start DATA SECTION

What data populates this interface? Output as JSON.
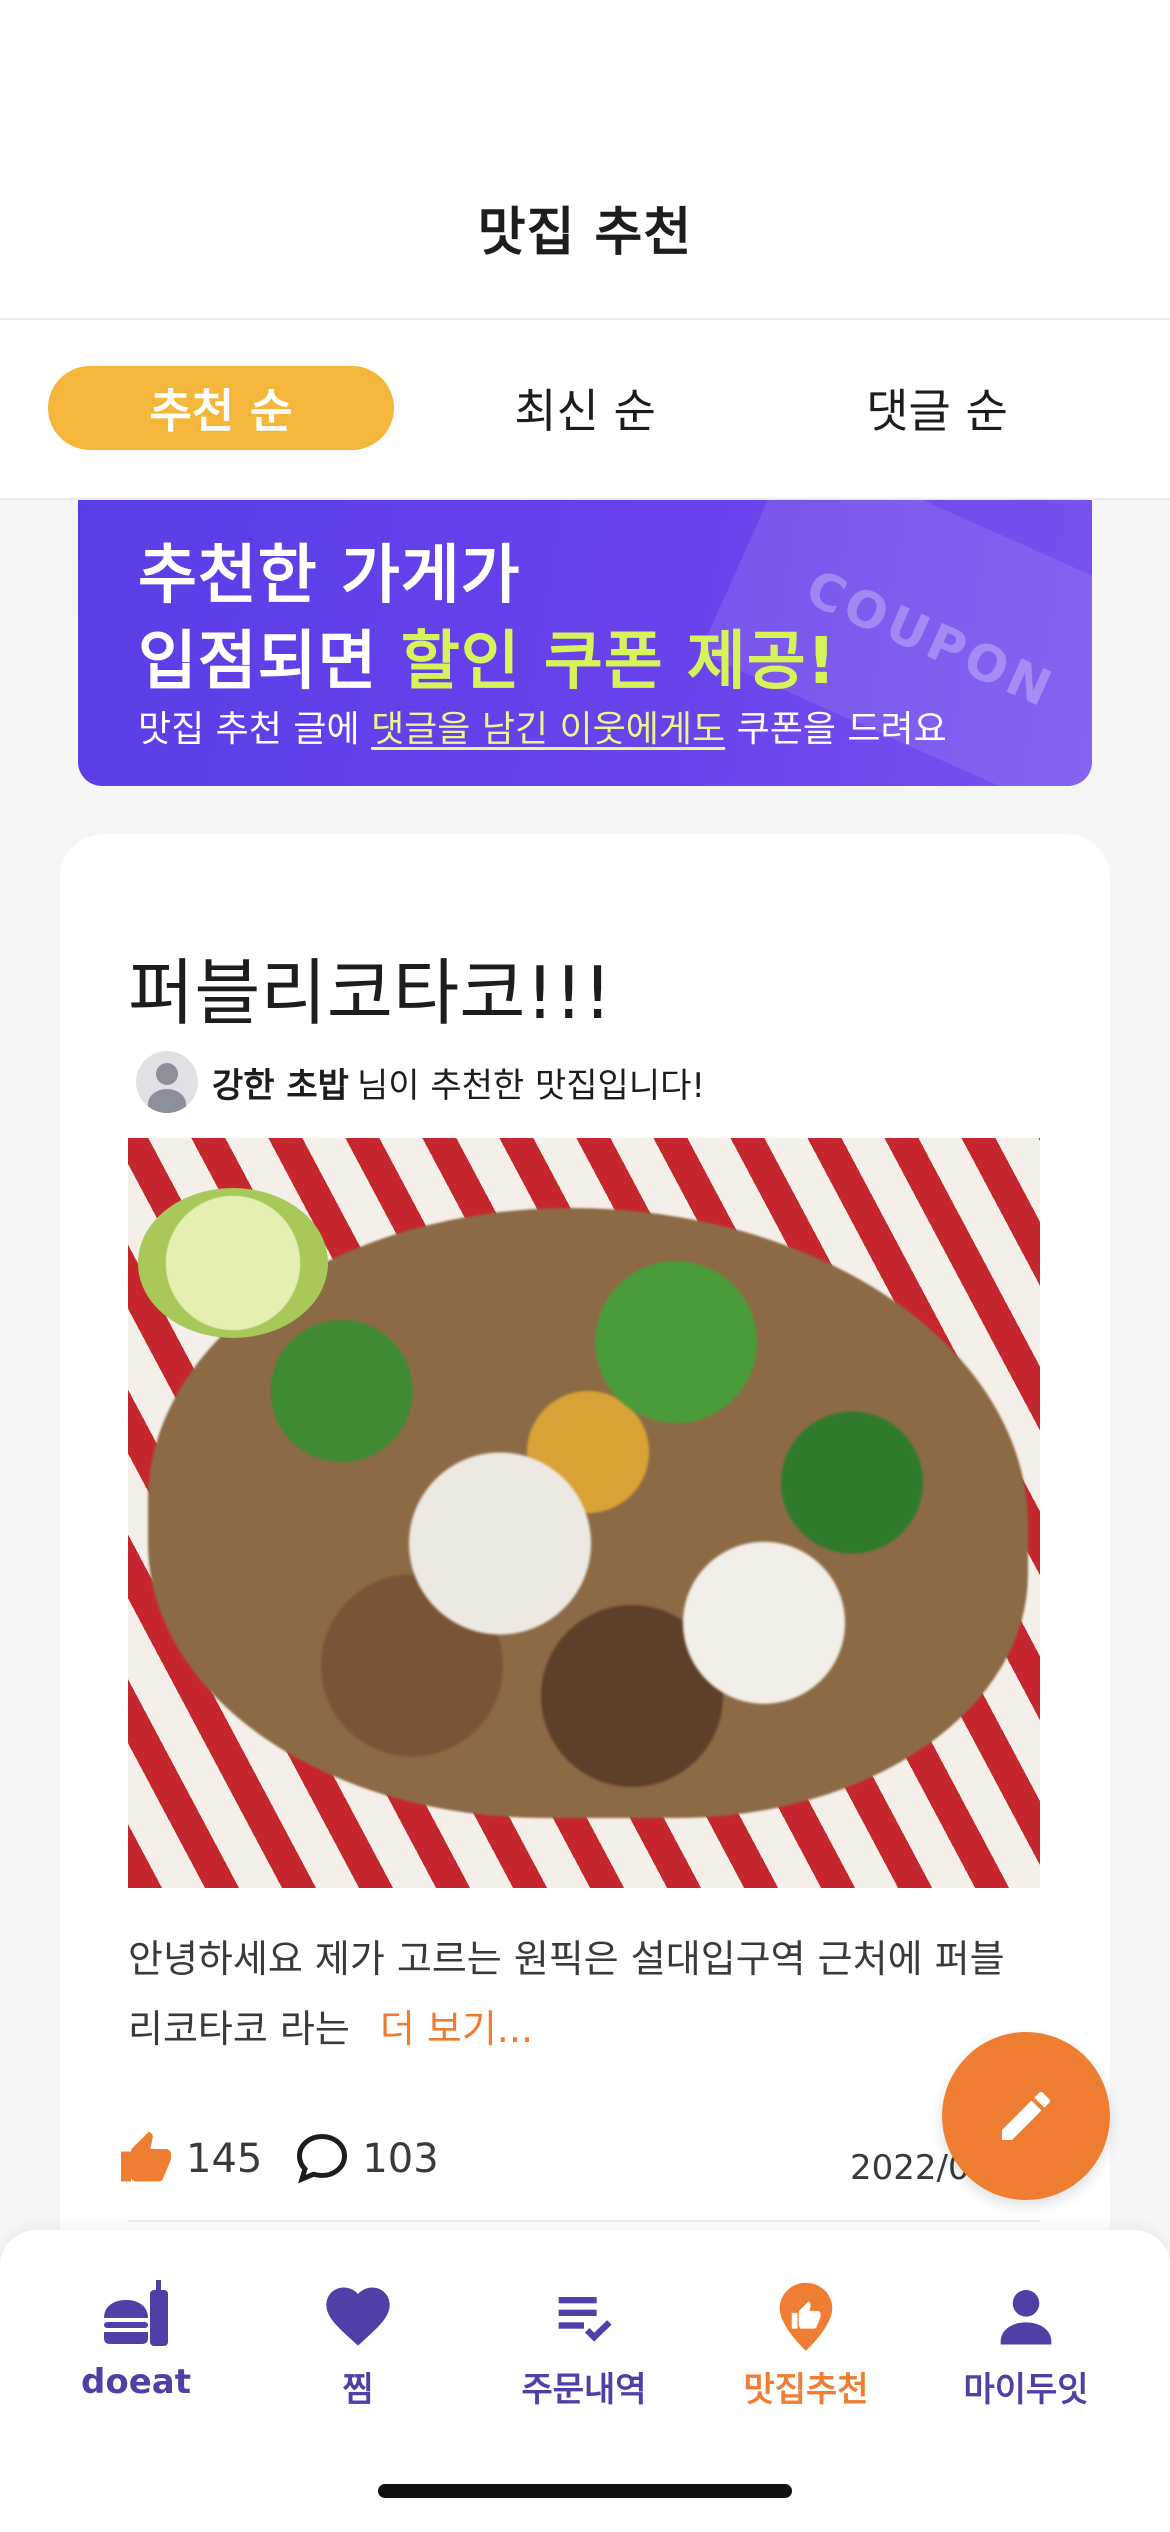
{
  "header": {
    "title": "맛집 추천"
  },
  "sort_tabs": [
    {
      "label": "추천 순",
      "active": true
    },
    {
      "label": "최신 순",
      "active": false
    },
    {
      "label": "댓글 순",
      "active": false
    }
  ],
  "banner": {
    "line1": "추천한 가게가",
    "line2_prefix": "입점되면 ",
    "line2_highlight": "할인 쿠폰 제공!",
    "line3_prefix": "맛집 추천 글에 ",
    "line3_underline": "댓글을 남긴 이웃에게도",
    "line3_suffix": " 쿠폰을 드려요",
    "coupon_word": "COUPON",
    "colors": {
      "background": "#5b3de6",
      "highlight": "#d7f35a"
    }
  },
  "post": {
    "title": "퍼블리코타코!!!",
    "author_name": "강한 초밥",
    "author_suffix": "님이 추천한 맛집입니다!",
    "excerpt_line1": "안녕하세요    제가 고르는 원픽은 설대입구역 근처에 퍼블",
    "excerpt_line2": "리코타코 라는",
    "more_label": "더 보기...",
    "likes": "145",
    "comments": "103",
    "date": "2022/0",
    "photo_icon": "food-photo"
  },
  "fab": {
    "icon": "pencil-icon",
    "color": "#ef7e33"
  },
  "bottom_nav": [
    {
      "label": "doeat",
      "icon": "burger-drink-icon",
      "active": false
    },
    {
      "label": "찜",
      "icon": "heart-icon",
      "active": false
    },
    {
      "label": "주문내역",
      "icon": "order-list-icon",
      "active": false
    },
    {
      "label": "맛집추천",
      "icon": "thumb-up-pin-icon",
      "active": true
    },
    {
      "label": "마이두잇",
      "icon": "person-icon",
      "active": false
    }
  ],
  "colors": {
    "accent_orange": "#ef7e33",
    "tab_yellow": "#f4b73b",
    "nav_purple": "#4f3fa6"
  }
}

end DATA SECTION
start DATA SECTION

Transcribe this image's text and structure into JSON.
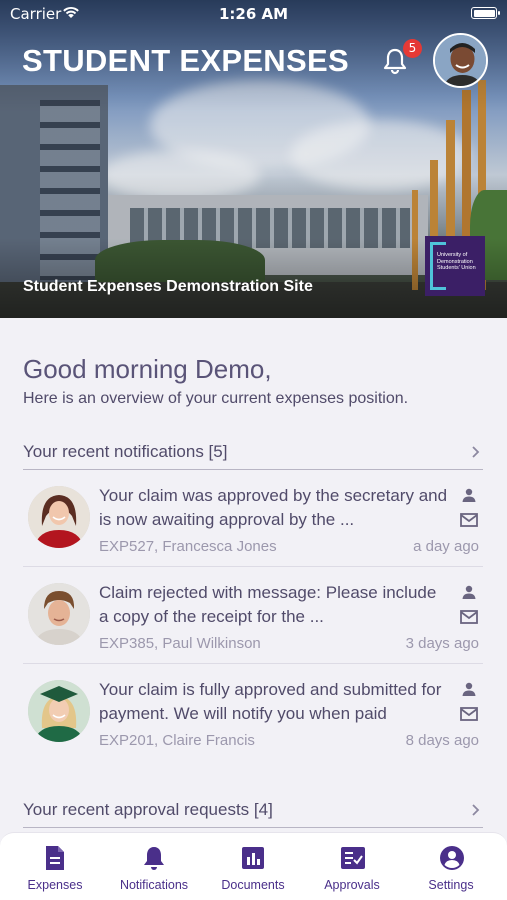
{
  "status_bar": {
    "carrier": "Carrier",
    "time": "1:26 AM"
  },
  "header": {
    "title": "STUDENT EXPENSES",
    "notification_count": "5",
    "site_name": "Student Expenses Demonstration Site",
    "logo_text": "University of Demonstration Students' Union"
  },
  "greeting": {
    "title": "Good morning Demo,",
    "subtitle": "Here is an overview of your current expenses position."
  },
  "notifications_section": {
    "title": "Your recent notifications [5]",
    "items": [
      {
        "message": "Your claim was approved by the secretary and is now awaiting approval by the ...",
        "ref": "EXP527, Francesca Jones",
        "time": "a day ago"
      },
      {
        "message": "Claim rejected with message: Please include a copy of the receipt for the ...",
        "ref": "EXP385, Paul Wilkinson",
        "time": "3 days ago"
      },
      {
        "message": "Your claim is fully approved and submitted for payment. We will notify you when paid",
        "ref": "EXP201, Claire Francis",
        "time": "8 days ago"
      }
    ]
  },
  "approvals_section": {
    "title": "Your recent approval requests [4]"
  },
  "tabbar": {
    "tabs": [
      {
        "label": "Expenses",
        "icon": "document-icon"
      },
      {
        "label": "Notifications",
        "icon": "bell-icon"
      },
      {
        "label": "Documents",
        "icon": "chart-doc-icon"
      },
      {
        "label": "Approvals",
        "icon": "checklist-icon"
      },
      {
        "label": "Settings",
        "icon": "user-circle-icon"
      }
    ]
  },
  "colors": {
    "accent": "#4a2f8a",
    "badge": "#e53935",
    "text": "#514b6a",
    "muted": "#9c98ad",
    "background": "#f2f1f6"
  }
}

end DATA SECTION

Copy out each line in the preceding records that contains "Demonstration".

    "site_name": "Student Expenses Demonstration Site",
    "logo_text": "University of Demonstration Students' Union"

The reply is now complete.